┌─ LISTED RECORDS
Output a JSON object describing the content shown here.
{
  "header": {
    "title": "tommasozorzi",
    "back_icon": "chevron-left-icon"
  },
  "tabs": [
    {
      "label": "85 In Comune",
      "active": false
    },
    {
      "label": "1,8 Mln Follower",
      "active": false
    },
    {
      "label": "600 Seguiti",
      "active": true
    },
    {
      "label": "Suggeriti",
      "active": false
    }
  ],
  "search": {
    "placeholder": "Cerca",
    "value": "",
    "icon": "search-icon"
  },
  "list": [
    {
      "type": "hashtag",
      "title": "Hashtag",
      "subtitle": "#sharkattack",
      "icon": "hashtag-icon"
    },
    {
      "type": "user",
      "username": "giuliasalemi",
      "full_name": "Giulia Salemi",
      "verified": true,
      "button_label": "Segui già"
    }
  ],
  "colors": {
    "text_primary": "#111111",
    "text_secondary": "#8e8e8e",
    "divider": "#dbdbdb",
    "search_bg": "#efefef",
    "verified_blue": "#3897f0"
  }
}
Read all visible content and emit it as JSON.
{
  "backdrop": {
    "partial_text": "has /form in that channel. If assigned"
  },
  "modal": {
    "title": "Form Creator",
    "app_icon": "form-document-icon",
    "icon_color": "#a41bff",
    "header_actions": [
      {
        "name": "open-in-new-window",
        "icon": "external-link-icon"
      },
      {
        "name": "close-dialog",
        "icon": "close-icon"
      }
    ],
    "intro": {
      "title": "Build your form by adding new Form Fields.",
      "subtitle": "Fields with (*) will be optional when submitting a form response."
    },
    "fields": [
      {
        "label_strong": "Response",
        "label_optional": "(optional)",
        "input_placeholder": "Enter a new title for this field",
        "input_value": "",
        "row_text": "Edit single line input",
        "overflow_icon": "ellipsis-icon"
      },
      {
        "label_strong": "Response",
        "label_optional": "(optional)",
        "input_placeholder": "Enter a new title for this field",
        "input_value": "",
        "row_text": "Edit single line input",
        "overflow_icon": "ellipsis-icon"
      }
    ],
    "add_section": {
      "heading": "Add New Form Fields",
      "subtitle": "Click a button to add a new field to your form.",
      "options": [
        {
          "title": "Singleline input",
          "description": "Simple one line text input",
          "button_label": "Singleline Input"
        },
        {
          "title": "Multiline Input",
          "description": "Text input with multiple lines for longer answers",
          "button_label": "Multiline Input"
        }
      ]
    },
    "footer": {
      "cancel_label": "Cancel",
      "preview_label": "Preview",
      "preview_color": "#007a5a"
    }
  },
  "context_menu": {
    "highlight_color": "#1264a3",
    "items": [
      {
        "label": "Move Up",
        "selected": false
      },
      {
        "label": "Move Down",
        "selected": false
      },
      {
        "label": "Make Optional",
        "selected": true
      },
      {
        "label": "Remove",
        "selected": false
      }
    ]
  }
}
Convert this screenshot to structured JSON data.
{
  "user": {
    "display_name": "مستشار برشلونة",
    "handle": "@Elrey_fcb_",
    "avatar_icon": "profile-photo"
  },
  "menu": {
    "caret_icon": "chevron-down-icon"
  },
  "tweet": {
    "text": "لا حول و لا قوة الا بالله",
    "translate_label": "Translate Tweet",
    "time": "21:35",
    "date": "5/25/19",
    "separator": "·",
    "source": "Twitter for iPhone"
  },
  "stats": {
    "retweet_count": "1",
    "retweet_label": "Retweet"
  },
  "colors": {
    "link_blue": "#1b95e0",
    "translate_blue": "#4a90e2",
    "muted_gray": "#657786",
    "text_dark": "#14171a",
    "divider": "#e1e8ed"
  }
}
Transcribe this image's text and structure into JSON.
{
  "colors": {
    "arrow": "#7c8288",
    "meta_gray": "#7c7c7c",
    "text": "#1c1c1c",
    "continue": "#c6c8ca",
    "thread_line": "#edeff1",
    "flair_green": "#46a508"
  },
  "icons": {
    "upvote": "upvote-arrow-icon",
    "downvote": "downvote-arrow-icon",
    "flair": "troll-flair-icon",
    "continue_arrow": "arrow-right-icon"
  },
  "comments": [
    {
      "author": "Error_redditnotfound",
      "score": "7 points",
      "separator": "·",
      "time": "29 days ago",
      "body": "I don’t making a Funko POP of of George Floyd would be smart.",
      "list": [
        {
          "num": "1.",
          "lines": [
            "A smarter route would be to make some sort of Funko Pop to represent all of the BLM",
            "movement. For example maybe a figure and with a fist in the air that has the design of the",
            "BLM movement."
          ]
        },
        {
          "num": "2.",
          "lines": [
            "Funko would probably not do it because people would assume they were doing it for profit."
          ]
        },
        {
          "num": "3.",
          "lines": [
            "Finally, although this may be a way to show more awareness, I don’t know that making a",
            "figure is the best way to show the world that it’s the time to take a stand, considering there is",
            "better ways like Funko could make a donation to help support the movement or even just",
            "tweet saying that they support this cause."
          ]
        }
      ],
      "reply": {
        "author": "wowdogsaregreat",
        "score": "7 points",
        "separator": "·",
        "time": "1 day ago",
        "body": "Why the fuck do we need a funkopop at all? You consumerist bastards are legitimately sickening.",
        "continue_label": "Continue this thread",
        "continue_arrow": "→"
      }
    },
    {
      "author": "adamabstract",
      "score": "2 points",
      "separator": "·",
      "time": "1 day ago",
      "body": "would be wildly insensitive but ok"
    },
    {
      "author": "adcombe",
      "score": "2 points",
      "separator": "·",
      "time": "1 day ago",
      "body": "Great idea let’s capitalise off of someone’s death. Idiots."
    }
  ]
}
└─
▶ _PROBLEM DESCRIPTION_: Set down the entries above again, word for word.

▶ _REPLY_:
Output a JSON object describing the content shown here.
{
  "header": {
    "title": "tommasozorzi",
    "back_icon": "chevron-left-icon"
  },
  "tabs": [
    {
      "label": "85 In Comune",
      "active": false
    },
    {
      "label": "1,8 Mln Follower",
      "active": false
    },
    {
      "label": "600 Seguiti",
      "active": true
    },
    {
      "label": "Suggeriti",
      "active": false
    }
  ],
  "search": {
    "placeholder": "Cerca",
    "value": "",
    "icon": "search-icon"
  },
  "list": [
    {
      "type": "hashtag",
      "title": "Hashtag",
      "subtitle": "#sharkattack",
      "icon": "hashtag-icon"
    },
    {
      "type": "user",
      "username": "giuliasalemi",
      "full_name": "Giulia Salemi",
      "verified": true,
      "button_label": "Segui già"
    }
  ],
  "colors": {
    "text_primary": "#111111",
    "text_secondary": "#8e8e8e",
    "divider": "#dbdbdb",
    "search_bg": "#efefef",
    "verified_blue": "#3897f0"
  }
}
Read all visible content and emit it as JSON.
{
  "backdrop": {
    "partial_text": "has /form in that channel. If assigned"
  },
  "modal": {
    "title": "Form Creator",
    "app_icon": "form-document-icon",
    "icon_color": "#a41bff",
    "header_actions": [
      {
        "name": "open-in-new-window",
        "icon": "external-link-icon"
      },
      {
        "name": "close-dialog",
        "icon": "close-icon"
      }
    ],
    "intro": {
      "title": "Build your form by adding new Form Fields.",
      "subtitle": "Fields with (*) will be optional when submitting a form response."
    },
    "fields": [
      {
        "label_strong": "Response",
        "label_optional": "(optional)",
        "input_placeholder": "Enter a new title for this field",
        "input_value": "",
        "row_text": "Edit single line input",
        "overflow_icon": "ellipsis-icon"
      },
      {
        "label_strong": "Response",
        "label_optional": "(optional)",
        "input_placeholder": "Enter a new title for this field",
        "input_value": "",
        "row_text": "Edit single line input",
        "overflow_icon": "ellipsis-icon"
      }
    ],
    "add_section": {
      "heading": "Add New Form Fields",
      "subtitle": "Click a button to add a new field to your form.",
      "options": [
        {
          "title": "Singleline input",
          "description": "Simple one line text input",
          "button_label": "Singleline Input"
        },
        {
          "title": "Multiline Input",
          "description": "Text input with multiple lines for longer answers",
          "button_label": "Multiline Input"
        }
      ]
    },
    "footer": {
      "cancel_label": "Cancel",
      "preview_label": "Preview",
      "preview_color": "#007a5a"
    }
  },
  "context_menu": {
    "highlight_color": "#1264a3",
    "items": [
      {
        "label": "Move Up",
        "selected": false
      },
      {
        "label": "Move Down",
        "selected": false
      },
      {
        "label": "Make Optional",
        "selected": true
      },
      {
        "label": "Remove",
        "selected": false
      }
    ]
  }
}
Convert this screenshot to structured JSON data.
{
  "user": {
    "display_name": "مستشار برشلونة",
    "handle": "@Elrey_fcb_",
    "avatar_icon": "profile-photo"
  },
  "menu": {
    "caret_icon": "chevron-down-icon"
  },
  "tweet": {
    "text": "لا حول و لا قوة الا بالله",
    "translate_label": "Translate Tweet",
    "time": "21:35",
    "date": "5/25/19",
    "separator": "·",
    "source": "Twitter for iPhone"
  },
  "stats": {
    "retweet_count": "1",
    "retweet_label": "Retweet"
  },
  "colors": {
    "link_blue": "#1b95e0",
    "translate_blue": "#4a90e2",
    "muted_gray": "#657786",
    "text_dark": "#14171a",
    "divider": "#e1e8ed"
  }
}
Transcribe this image's text and structure into JSON.
{
  "colors": {
    "arrow": "#7c8288",
    "meta_gray": "#7c7c7c",
    "text": "#1c1c1c",
    "continue": "#c6c8ca",
    "thread_line": "#edeff1",
    "flair_green": "#46a508"
  },
  "icons": {
    "upvote": "upvote-arrow-icon",
    "downvote": "downvote-arrow-icon",
    "flair": "troll-flair-icon",
    "continue_arrow": "arrow-right-icon"
  },
  "comments": [
    {
      "author": "Error_redditnotfound",
      "score": "7 points",
      "separator": "·",
      "time": "29 days ago",
      "body": "I don’t making a Funko POP of of George Floyd would be smart.",
      "list": [
        {
          "num": "1.",
          "lines": [
            "A smarter route would be to make some sort of Funko Pop to represent all of the BLM",
            "movement. For example maybe a figure and with a fist in the air that has the design of the",
            "BLM movement."
          ]
        },
        {
          "num": "2.",
          "lines": [
            "Funko would probably not do it because people would assume they were doing it for profit."
          ]
        },
        {
          "num": "3.",
          "lines": [
            "Finally, although this may be a way to show more awareness, I don’t know that making a",
            "figure is the best way to show the world that it’s the time to take a stand, considering there is",
            "better ways like Funko could make a donation to help support the movement or even just",
            "tweet saying that they support this cause."
          ]
        }
      ],
      "reply": {
        "author": "wowdogsaregreat",
        "score": "7 points",
        "separator": "·",
        "time": "1 day ago",
        "body": "Why the fuck do we need a funkopop at all? You consumerist bastards are legitimately sickening.",
        "continue_label": "Continue this thread",
        "continue_arrow": "→"
      }
    },
    {
      "author": "adamabstract",
      "score": "2 points",
      "separator": "·",
      "time": "1 day ago",
      "body": "would be wildly insensitive but ok"
    },
    {
      "author": "adcombe",
      "score": "2 points",
      "separator": "·",
      "time": "1 day ago",
      "body": "Great idea let’s capitalise off of someone’s death. Idiots."
    }
  ]
}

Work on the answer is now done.